### Prompt
Where a line in the listing contains the string "with", copy that line out.

### Listing
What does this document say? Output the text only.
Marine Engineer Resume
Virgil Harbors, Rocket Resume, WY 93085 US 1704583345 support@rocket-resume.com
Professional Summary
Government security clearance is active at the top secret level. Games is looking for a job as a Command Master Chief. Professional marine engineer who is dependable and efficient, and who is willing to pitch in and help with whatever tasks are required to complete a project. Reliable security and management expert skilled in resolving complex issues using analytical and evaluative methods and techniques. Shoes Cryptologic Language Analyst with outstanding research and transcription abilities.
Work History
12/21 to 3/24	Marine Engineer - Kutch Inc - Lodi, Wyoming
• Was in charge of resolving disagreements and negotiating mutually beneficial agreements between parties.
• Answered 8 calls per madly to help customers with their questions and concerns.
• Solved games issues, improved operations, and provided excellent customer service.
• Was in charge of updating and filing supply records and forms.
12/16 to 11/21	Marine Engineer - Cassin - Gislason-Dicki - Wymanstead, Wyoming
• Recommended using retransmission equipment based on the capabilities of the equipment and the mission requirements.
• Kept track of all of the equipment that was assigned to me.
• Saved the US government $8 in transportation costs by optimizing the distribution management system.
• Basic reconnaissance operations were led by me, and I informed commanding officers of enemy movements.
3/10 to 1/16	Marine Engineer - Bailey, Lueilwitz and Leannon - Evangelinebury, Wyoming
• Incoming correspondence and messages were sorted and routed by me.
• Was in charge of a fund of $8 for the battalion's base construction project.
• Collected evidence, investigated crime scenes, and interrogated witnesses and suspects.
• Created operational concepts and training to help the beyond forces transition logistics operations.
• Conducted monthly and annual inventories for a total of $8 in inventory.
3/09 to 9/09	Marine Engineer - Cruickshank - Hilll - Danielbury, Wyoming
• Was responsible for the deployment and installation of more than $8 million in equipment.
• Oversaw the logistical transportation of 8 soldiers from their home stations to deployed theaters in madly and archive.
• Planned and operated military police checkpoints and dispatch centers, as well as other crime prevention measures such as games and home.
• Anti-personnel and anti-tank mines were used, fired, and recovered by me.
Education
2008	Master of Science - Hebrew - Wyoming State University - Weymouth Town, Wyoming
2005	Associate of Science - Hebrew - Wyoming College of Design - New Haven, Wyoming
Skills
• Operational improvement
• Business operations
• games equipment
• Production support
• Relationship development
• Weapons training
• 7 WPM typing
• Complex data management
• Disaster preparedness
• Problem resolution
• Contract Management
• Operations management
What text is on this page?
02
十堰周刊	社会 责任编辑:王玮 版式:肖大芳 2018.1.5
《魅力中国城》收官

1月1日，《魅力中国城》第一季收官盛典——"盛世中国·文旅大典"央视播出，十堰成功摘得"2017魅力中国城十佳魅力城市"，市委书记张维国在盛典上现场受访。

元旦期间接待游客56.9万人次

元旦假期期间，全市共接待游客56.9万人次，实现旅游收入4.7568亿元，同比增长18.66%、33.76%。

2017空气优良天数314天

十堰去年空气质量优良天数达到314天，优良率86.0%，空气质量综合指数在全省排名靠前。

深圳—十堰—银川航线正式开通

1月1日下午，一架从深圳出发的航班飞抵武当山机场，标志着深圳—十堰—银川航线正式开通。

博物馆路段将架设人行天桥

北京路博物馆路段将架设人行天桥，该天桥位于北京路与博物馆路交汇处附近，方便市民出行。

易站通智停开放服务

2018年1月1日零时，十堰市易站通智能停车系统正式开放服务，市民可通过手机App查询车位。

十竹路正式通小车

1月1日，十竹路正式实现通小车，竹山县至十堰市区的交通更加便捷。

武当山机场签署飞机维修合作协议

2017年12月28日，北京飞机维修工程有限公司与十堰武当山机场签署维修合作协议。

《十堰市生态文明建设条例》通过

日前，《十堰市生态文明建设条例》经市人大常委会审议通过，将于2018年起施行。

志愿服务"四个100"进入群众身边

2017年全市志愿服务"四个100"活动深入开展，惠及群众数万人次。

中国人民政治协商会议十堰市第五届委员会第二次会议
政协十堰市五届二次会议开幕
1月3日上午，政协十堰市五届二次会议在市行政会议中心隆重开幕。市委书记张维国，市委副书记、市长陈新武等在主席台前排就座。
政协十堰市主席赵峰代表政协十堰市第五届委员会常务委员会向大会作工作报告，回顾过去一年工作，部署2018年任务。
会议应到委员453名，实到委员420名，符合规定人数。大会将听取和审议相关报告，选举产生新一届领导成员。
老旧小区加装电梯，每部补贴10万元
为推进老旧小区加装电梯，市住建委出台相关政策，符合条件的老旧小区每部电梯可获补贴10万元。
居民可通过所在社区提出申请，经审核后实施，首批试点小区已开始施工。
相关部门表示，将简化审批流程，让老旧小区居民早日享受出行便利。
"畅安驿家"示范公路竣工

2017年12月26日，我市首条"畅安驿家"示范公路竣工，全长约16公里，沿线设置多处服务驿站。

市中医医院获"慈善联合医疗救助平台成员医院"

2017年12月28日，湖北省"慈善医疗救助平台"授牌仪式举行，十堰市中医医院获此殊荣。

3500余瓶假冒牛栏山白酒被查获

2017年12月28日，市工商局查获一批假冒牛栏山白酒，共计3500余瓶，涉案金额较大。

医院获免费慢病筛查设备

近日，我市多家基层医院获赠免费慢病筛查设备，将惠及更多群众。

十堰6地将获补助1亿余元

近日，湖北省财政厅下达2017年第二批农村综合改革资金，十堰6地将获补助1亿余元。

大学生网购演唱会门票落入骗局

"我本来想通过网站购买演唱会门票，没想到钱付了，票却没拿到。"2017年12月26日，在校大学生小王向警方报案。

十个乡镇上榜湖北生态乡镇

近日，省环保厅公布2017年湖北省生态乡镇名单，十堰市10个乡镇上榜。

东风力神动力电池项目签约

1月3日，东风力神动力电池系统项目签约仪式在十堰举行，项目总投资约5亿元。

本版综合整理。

### Answer to the task
Government security clearance is active at the top secret level. Games is looking for a job as a Command Master Chief. Professional marine engineer who is dependable and efficient, and who is willing to pitch in and help with whatever tasks are required to complete a project. Reliable security and management expert skilled in resolving complex issues using analytical and evaluative methods and techniques. Shoes Cryptologic Language Analyst with outstanding research and transcription abilities.
• Answered 8 calls per madly to help customers with their questions and concerns.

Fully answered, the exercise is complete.